Records START
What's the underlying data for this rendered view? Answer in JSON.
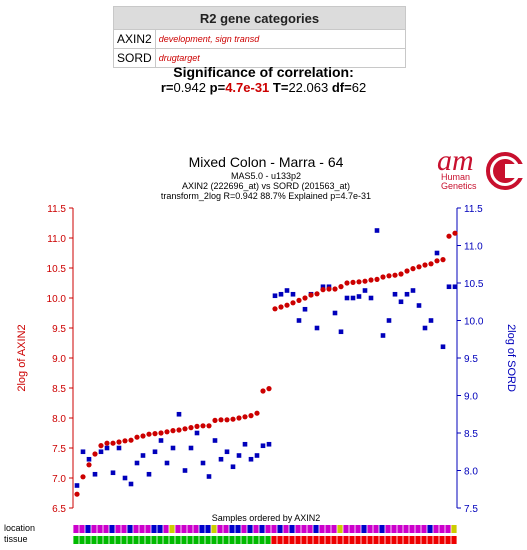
{
  "categories_table": {
    "title": "R2 gene categories",
    "rows": [
      {
        "gene": "AXIN2",
        "desc": "development, sign transd"
      },
      {
        "gene": "SORD",
        "desc": "drugtarget"
      }
    ]
  },
  "significance": {
    "title": "Significance of correlation:",
    "r_label": "r=",
    "r_value": "0.942",
    "p_label": "p=",
    "p_value": "4.7e-31",
    "t_label": "T=",
    "t_value": "22.063",
    "df_label": "df=",
    "df_value": "62"
  },
  "logo": {
    "text": "am",
    "line1": "Human",
    "line2": "Genetics"
  },
  "chart_data": {
    "type": "scatter",
    "title": "Mixed Colon  - Marra - 64",
    "subtitle1": "MAS5.0 - u133p2",
    "subtitle2": "AXIN2 (222696_at) vs SORD (201563_at)",
    "subtitle3": "transform_2log R=0.942 88.7% Explained p=4.7e-31",
    "xlabel": "Samples ordered by AXIN2",
    "ylabel_left": "2log of AXIN2",
    "ylabel_right": "2log of SORD",
    "ylim_left": [
      6.5,
      11.5
    ],
    "ylim_right": [
      7.5,
      11.5
    ],
    "yticks_left": [
      "6.5",
      "7.0",
      "7.5",
      "8.0",
      "8.5",
      "9.0",
      "9.5",
      "10.0",
      "10.5",
      "11.0",
      "11.5"
    ],
    "yticks_right": [
      "7.5",
      "8.0",
      "8.5",
      "9.0",
      "9.5",
      "10.0",
      "10.5",
      "11.0",
      "11.5"
    ],
    "series": [
      {
        "name": "AXIN2",
        "color": "#cc0000",
        "axis": "left",
        "values": [
          6.73,
          7.02,
          7.22,
          7.4,
          7.54,
          7.58,
          7.58,
          7.6,
          7.62,
          7.63,
          7.68,
          7.7,
          7.73,
          7.74,
          7.75,
          7.77,
          7.79,
          7.8,
          7.82,
          7.84,
          7.86,
          7.87,
          7.87,
          7.96,
          7.97,
          7.97,
          7.98,
          8.0,
          8.02,
          8.04,
          8.08,
          8.45,
          8.49,
          9.82,
          9.85,
          9.88,
          9.92,
          9.96,
          10.0,
          10.05,
          10.07,
          10.14,
          10.15,
          10.15,
          10.19,
          10.25,
          10.26,
          10.27,
          10.28,
          10.3,
          10.31,
          10.35,
          10.37,
          10.38,
          10.4,
          10.45,
          10.49,
          10.52,
          10.55,
          10.57,
          10.62,
          10.64,
          11.03,
          11.08
        ]
      },
      {
        "name": "SORD",
        "color": "#0000bb",
        "axis": "right",
        "values": [
          7.8,
          8.25,
          8.15,
          7.95,
          8.25,
          8.3,
          7.97,
          8.3,
          7.9,
          7.82,
          8.1,
          8.2,
          7.95,
          8.25,
          8.4,
          8.1,
          8.3,
          8.75,
          8.0,
          8.3,
          8.5,
          8.1,
          7.92,
          8.4,
          8.15,
          8.25,
          8.05,
          8.2,
          8.35,
          8.15,
          8.2,
          8.33,
          8.35,
          10.33,
          10.35,
          10.4,
          10.35,
          10.0,
          10.15,
          10.35,
          9.9,
          10.45,
          10.45,
          10.1,
          9.85,
          10.3,
          10.3,
          10.32,
          10.4,
          10.3,
          11.2,
          9.8,
          10.0,
          10.35,
          10.25,
          10.35,
          10.4,
          10.2,
          9.9,
          10.0,
          10.9,
          9.65,
          10.45,
          10.45
        ]
      }
    ],
    "location_label": "location",
    "tissue_label": "tissue",
    "location_colors": [
      "#cc00cc",
      "#cc00cc",
      "#0000cc",
      "#cc00cc",
      "#cc00cc",
      "#cc00cc",
      "#0000cc",
      "#cc00cc",
      "#cc00cc",
      "#0000cc",
      "#cc00cc",
      "#cc00cc",
      "#cc00cc",
      "#0000cc",
      "#0000cc",
      "#cc00cc",
      "#cccc00",
      "#cc00cc",
      "#cc00cc",
      "#cc00cc",
      "#cc00cc",
      "#0000cc",
      "#0000cc",
      "#cccc00",
      "#cc00cc",
      "#cc00cc",
      "#0000cc",
      "#0000cc",
      "#cc00cc",
      "#0000cc",
      "#cc00cc",
      "#0000cc",
      "#cc00cc",
      "#cc00cc",
      "#0000cc",
      "#cc00cc",
      "#0000cc",
      "#cc00cc",
      "#cc00cc",
      "#cc00cc",
      "#0000cc",
      "#cc00cc",
      "#cc00cc",
      "#cc00cc",
      "#cccc00",
      "#cc00cc",
      "#cc00cc",
      "#cc00cc",
      "#0000cc",
      "#cc00cc",
      "#cc00cc",
      "#0000cc",
      "#cc00cc",
      "#cc00cc",
      "#cc00cc",
      "#cc00cc",
      "#cc00cc",
      "#cc00cc",
      "#cc00cc",
      "#0000cc",
      "#cc00cc",
      "#cc00cc",
      "#cc00cc",
      "#cccc00"
    ],
    "tissue_colors": [
      "#00bb00",
      "#00bb00",
      "#00bb00",
      "#00bb00",
      "#00bb00",
      "#00bb00",
      "#00bb00",
      "#00bb00",
      "#00bb00",
      "#00bb00",
      "#00bb00",
      "#00bb00",
      "#00bb00",
      "#00bb00",
      "#00bb00",
      "#00bb00",
      "#00bb00",
      "#00bb00",
      "#00bb00",
      "#00bb00",
      "#00bb00",
      "#00bb00",
      "#00bb00",
      "#00bb00",
      "#00bb00",
      "#00bb00",
      "#00bb00",
      "#00bb00",
      "#00bb00",
      "#00bb00",
      "#00bb00",
      "#00bb00",
      "#00bb00",
      "#ee0000",
      "#ee0000",
      "#ee0000",
      "#ee0000",
      "#ee0000",
      "#ee0000",
      "#ee0000",
      "#ee0000",
      "#ee0000",
      "#ee0000",
      "#ee0000",
      "#ee0000",
      "#ee0000",
      "#ee0000",
      "#ee0000",
      "#ee0000",
      "#ee0000",
      "#ee0000",
      "#ee0000",
      "#ee0000",
      "#ee0000",
      "#ee0000",
      "#ee0000",
      "#ee0000",
      "#ee0000",
      "#ee0000",
      "#ee0000",
      "#ee0000",
      "#ee0000",
      "#ee0000",
      "#ee0000"
    ]
  }
}
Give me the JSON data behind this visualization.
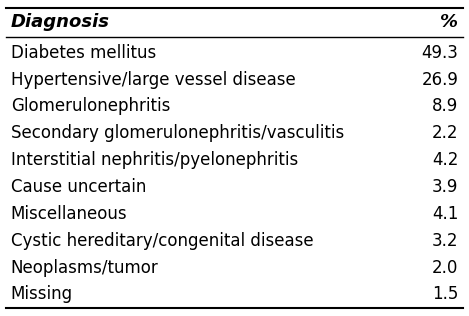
{
  "header": [
    "Diagnosis",
    "%"
  ],
  "rows": [
    [
      "Diabetes mellitus",
      "49.3"
    ],
    [
      "Hypertensive/large vessel disease",
      "26.9"
    ],
    [
      "Glomerulonephritis",
      "8.9"
    ],
    [
      "Secondary glomerulonephritis/vasculitis",
      "2.2"
    ],
    [
      "Interstitial nephritis/pyelonephritis",
      "4.2"
    ],
    [
      "Cause uncertain",
      "3.9"
    ],
    [
      "Miscellaneous",
      "4.1"
    ],
    [
      "Cystic hereditary/congenital disease",
      "3.2"
    ],
    [
      "Neoplasms/tumor",
      "2.0"
    ],
    [
      "Missing",
      "1.5"
    ]
  ],
  "header_fontsize": 13,
  "row_fontsize": 12,
  "fig_width": 4.69,
  "fig_height": 3.16,
  "background_color": "#ffffff",
  "text_color": "#000000",
  "line_color": "#000000"
}
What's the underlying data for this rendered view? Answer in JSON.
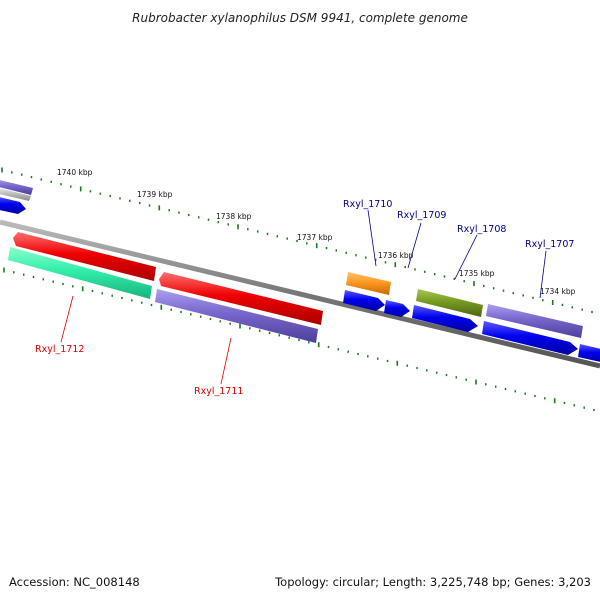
{
  "title": "Rubrobacter xylanophilus DSM 9941, complete genome",
  "footer": {
    "accession": "Accession: NC_008148",
    "summary": "Topology: circular; Length: 3,225,748 bp; Genes: 3,203"
  },
  "scale_labels": {
    "k1740": "1740 kbp",
    "k1739": "1739 kbp",
    "k1738": "1738 kbp",
    "k1737": "1737 kbp",
    "k1736": "1736 kbp",
    "k1735": "1735 kbp",
    "k1734": "1734 kbp"
  },
  "genes": {
    "rxyl_1712": {
      "label": "Rxyl_1712",
      "color": "#e00000"
    },
    "rxyl_1711": {
      "label": "Rxyl_1711",
      "color": "#e00000"
    },
    "rxyl_1710": {
      "label": "Rxyl_1710",
      "color": "#00008b"
    },
    "rxyl_1709": {
      "label": "Rxyl_1709",
      "color": "#00008b"
    },
    "rxyl_1708": {
      "label": "Rxyl_1708",
      "color": "#00008b"
    },
    "rxyl_1707": {
      "label": "Rxyl_1707",
      "color": "#00008b"
    }
  },
  "colors": {
    "backbone": "#808080",
    "ticks": "#1a7a1a",
    "red": "#e00000",
    "blue": "#0000ee",
    "purple": "#7766cc",
    "teal": "#33eeaa",
    "orange": "#ff9922",
    "olive": "#779922",
    "grey": "#bbbbbb"
  }
}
Records END
• [Aim of the task] Report all lines in the listing above that contain the word "SORD".

• [Output of the exercise]
        "gene": "SORD",
    "subtitle2": "AXIN2 (222696_at) vs SORD (201563_at)",
    "ylabel_right": "2log of SORD",
        "name": "SORD",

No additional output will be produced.